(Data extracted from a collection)
▬▬▬▬▬▬▬▬▬▬
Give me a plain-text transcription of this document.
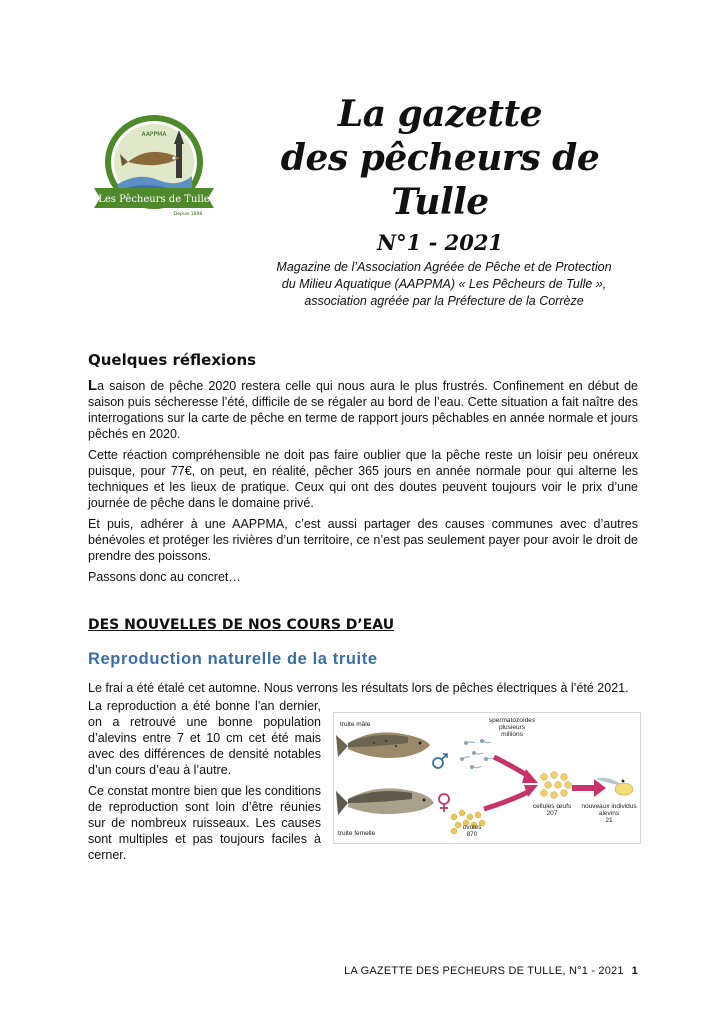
AAPPMA
Les Pêcheurs de Tulle
Depuis 1898
La gazette
des pêcheurs de Tulle
N°1 - 2021
Magazine de l’Association Agréée de Pêche et de Protection
du Milieu Aquatique (AAPPMA) « Les Pêcheurs de Tulle »,
association agréée par la Préfecture de la Corrèze
Quelques réflexions

La saison de pêche 2020 restera celle qui nous aura le plus frustrés. Confinement en début de saison puis sécheresse l’été, difficile de se régaler au bord de l’eau. Cette situation a fait naître des interrogations sur la carte de pêche en terme de rapport jours pêchables en année normale et jours pêchés en 2020.

Cette réaction compréhensible ne doit pas faire oublier que la pêche reste un loisir peu onéreux puisque, pour 77€, on peut, en réalité, pêcher 365 jours en année normale pour qui alterne les techniques et les lieux de pratique. Ceux qui ont des doutes peuvent toujours voir le prix d’une journée de pêche dans le domaine privé.

Et puis, adhérer à une AAPPMA, c’est aussi partager des causes communes avec d’autres bénévoles et protéger les rivières d’un territoire, ce n’est pas seulement payer pour avoir le droit de prendre des poissons.

Passons donc au concret…

DES NOUVELLES DE NOS COURS D’EAU
Reproduction naturelle de la truite
Le frai a été étalé cet automne. Nous verrons les résultats lors de pêches électriques à l’été 2021.

La reproduction a été bonne l’an dernier, on a retrouvé une bonne population d’alevins entre 7 et 10 cm cet été mais avec des différences de densité notables d’un cours d’eau à l’autre.

Ce constat montre bien que les conditions de reproduction sont loin d’être réunies sur de nombreux ruisseaux. Les causes sont multiples et pas toujours faciles à cerner.

truite mâle
truite femelle
spermatozoïdes
plusieurs
millions
cellules œufs
207
ovules
870
nouveaux individus
alevins
21
LA GAZETTE DES PECHEURS DE TULLE, N°1 - 2021 1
▬▬▬▬▬▬▬▬▬▬
Copy each line exactly, and leave the pictures out of your copy.

Solution:
Give me a plain-text transcription of this document.
AAPPMA
Les Pêcheurs de Tulle
Depuis 1898
La gazette
des pêcheurs de Tulle
N°1 - 2021
Magazine de l’Association Agréée de Pêche et de Protection
du Milieu Aquatique (AAPPMA) « Les Pêcheurs de Tulle »,
association agréée par la Préfecture de la Corrèze
Quelques réflexions

La saison de pêche 2020 restera celle qui nous aura le plus frustrés. Confinement en début de saison puis sécheresse l’été, difficile de se régaler au bord de l’eau. Cette situation a fait naître des interrogations sur la carte de pêche en terme de rapport jours pêchables en année normale et jours pêchés en 2020.

Cette réaction compréhensible ne doit pas faire oublier que la pêche reste un loisir peu onéreux puisque, pour 77€, on peut, en réalité, pêcher 365 jours en année normale pour qui alterne les techniques et les lieux de pratique. Ceux qui ont des doutes peuvent toujours voir le prix d’une journée de pêche dans le domaine privé.

Et puis, adhérer à une AAPPMA, c’est aussi partager des causes communes avec d’autres bénévoles et protéger les rivières d’un territoire, ce n’est pas seulement payer pour avoir le droit de prendre des poissons.

Passons donc au concret…

DES NOUVELLES DE NOS COURS D’EAU
Reproduction naturelle de la truite
Le frai a été étalé cet automne. Nous verrons les résultats lors de pêches électriques à l’été 2021.

La reproduction a été bonne l’an dernier, on a retrouvé une bonne population d’alevins entre 7 et 10 cm cet été mais avec des différences de densité notables d’un cours d’eau à l’autre.

Ce constat montre bien que les conditions de reproduction sont loin d’être réunies sur de nombreux ruisseaux. Les causes sont multiples et pas toujours faciles à cerner.

truite mâle
truite femelle
spermatozoïdes
plusieurs
millions
cellules œufs
207
ovules
870
nouveaux individus
alevins
21
LA GAZETTE DES PECHEURS DE TULLE, N°1 - 2021 1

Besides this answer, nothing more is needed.